━━━━━ Supplied information

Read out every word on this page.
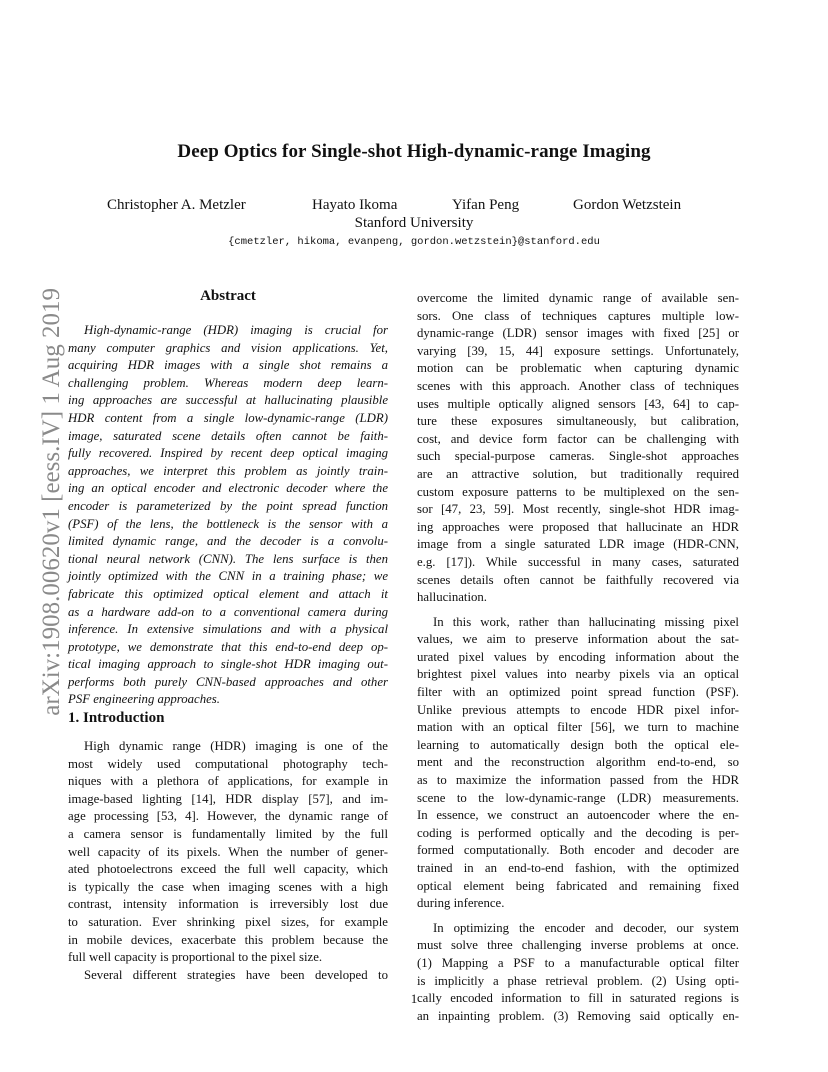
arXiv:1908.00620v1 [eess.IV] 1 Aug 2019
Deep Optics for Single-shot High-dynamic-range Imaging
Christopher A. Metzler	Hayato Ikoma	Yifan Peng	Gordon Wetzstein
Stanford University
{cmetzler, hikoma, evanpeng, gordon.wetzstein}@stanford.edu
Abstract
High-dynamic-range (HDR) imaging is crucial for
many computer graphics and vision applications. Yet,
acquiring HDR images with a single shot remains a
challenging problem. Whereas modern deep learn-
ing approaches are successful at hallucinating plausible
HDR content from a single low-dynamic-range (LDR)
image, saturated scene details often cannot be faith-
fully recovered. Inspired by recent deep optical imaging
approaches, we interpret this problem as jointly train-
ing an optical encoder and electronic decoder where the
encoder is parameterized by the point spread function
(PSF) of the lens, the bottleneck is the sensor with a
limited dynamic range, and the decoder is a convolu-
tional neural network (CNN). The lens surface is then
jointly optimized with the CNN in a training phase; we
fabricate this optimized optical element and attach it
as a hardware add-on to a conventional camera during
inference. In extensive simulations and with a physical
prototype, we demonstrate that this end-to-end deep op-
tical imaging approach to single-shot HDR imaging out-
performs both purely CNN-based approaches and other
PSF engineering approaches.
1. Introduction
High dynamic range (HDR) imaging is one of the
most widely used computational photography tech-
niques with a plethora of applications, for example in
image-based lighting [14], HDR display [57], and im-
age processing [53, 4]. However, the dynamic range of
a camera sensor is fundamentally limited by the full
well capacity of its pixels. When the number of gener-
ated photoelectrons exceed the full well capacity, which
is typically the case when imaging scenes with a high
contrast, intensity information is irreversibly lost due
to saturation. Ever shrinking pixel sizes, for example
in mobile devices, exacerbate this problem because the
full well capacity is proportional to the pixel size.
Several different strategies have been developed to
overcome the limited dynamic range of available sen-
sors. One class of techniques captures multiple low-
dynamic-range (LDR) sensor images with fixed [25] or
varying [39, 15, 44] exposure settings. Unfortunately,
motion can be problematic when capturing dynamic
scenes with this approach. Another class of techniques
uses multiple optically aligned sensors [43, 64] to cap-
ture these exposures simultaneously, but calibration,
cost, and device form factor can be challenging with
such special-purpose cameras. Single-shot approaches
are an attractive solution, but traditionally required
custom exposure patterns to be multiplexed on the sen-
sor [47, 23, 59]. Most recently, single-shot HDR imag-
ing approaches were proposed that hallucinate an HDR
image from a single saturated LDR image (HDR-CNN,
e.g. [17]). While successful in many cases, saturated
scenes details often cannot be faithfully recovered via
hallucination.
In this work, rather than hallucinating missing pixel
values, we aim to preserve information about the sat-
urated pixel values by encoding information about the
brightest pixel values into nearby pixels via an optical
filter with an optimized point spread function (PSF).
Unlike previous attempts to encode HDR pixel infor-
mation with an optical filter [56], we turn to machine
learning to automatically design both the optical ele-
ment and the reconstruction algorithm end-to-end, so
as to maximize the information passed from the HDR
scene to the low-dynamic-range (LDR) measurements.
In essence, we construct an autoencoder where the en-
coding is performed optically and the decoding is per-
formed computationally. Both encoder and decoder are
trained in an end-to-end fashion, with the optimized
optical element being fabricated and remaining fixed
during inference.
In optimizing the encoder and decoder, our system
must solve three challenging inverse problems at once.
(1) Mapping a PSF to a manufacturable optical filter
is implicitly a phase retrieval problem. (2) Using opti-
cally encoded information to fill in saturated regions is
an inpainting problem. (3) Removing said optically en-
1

━━━━━━━━━━
━━━━━ Supplied information

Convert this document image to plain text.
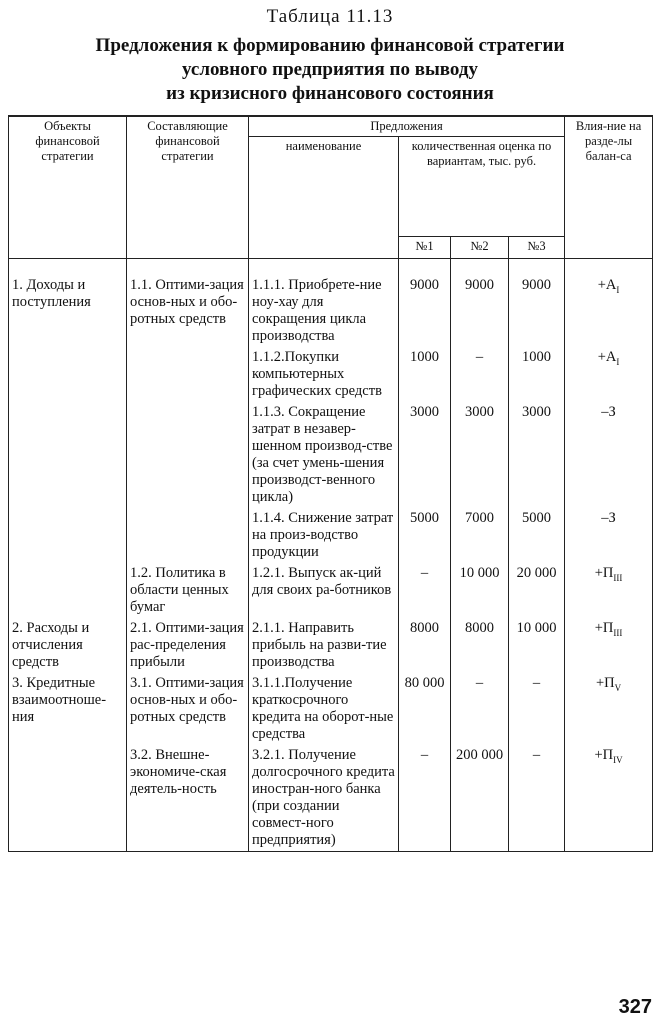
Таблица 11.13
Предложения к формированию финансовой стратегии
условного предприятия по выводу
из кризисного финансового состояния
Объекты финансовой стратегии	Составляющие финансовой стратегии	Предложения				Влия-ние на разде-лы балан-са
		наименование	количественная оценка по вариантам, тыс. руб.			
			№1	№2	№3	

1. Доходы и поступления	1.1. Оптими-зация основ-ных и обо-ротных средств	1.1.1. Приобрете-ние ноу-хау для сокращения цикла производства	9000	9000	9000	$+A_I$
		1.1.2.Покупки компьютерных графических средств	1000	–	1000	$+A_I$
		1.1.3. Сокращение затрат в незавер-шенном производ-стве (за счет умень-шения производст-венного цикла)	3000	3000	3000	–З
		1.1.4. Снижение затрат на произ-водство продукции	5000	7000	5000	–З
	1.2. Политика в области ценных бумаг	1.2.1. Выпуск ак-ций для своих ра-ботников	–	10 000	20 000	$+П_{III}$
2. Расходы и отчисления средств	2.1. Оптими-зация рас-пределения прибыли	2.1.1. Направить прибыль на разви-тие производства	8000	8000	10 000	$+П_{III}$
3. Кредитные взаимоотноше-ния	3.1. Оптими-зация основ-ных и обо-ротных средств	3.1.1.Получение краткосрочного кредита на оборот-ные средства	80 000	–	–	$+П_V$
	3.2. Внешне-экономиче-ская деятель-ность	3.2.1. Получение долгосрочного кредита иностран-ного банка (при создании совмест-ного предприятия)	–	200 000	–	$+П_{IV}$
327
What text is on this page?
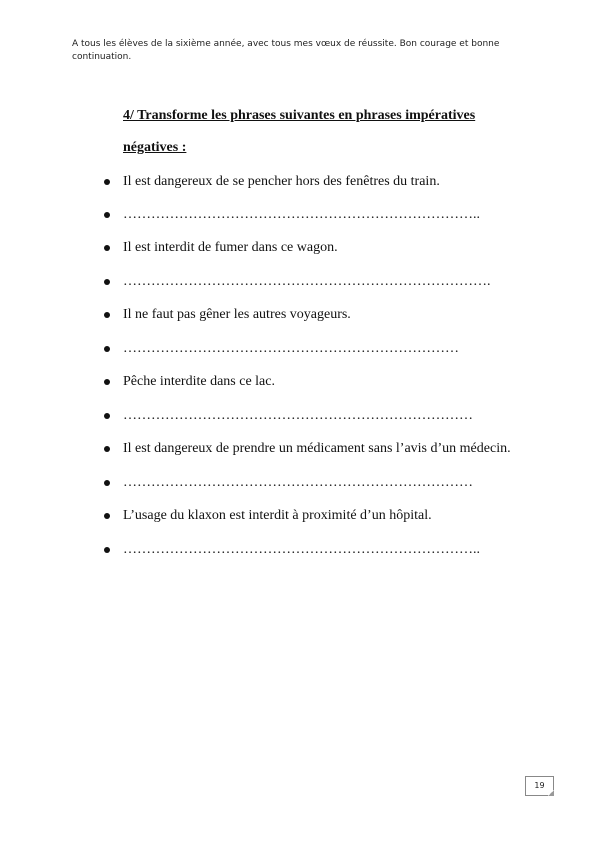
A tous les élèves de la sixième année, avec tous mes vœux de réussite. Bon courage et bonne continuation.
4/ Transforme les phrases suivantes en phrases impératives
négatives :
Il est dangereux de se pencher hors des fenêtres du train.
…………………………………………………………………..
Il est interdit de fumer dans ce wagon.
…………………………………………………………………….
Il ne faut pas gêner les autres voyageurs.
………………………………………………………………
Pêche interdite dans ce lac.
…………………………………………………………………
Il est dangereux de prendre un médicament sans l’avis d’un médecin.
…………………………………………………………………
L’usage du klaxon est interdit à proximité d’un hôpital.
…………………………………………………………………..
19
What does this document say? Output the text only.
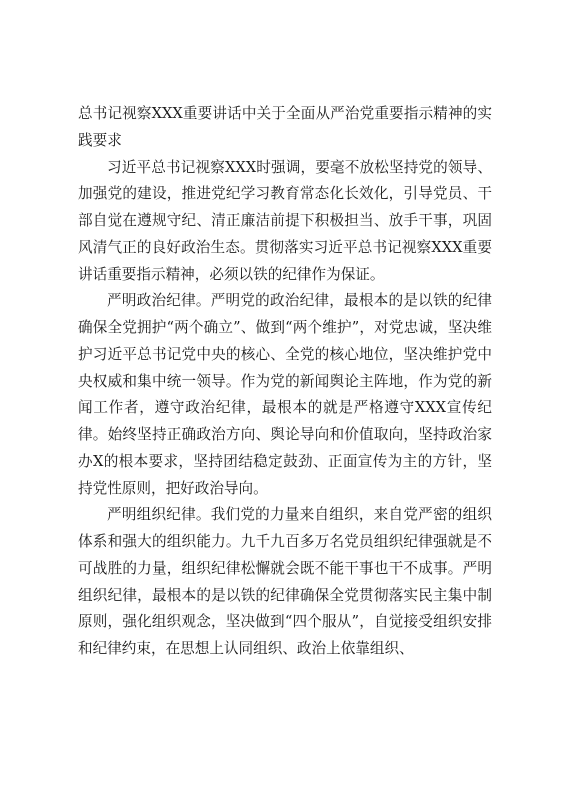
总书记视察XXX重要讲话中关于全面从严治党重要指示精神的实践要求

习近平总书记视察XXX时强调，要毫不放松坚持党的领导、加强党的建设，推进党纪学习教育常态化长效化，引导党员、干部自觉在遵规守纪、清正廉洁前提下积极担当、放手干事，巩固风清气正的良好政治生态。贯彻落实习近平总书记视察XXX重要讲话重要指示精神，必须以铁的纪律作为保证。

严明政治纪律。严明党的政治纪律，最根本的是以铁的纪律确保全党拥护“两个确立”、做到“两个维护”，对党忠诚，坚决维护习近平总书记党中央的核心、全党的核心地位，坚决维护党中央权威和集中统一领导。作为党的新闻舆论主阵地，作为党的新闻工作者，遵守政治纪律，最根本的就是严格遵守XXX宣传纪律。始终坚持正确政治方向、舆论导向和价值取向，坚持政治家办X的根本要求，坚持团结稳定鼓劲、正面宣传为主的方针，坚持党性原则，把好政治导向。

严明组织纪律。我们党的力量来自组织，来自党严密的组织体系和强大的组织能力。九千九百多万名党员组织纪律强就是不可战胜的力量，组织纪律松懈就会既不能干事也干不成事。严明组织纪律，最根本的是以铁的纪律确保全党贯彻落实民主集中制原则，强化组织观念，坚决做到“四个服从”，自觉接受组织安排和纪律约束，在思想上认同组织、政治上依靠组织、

━━━━━━━━━━
━━━━━ Supplied information

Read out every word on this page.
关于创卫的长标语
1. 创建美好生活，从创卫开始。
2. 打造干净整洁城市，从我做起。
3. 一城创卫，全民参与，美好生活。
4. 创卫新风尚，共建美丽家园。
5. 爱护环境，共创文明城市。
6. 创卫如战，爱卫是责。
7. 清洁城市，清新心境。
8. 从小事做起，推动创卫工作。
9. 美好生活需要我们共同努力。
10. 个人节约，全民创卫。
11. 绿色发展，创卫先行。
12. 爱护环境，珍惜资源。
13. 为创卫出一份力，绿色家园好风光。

━━━━━━━━━━

> [What you should do]
Gather each line in the entries above where the string "images" is found.

> [Solved exercise]
acquiring HDR images with a single shot remains a
dynamic-range (LDR) sensor images with fixed [25] or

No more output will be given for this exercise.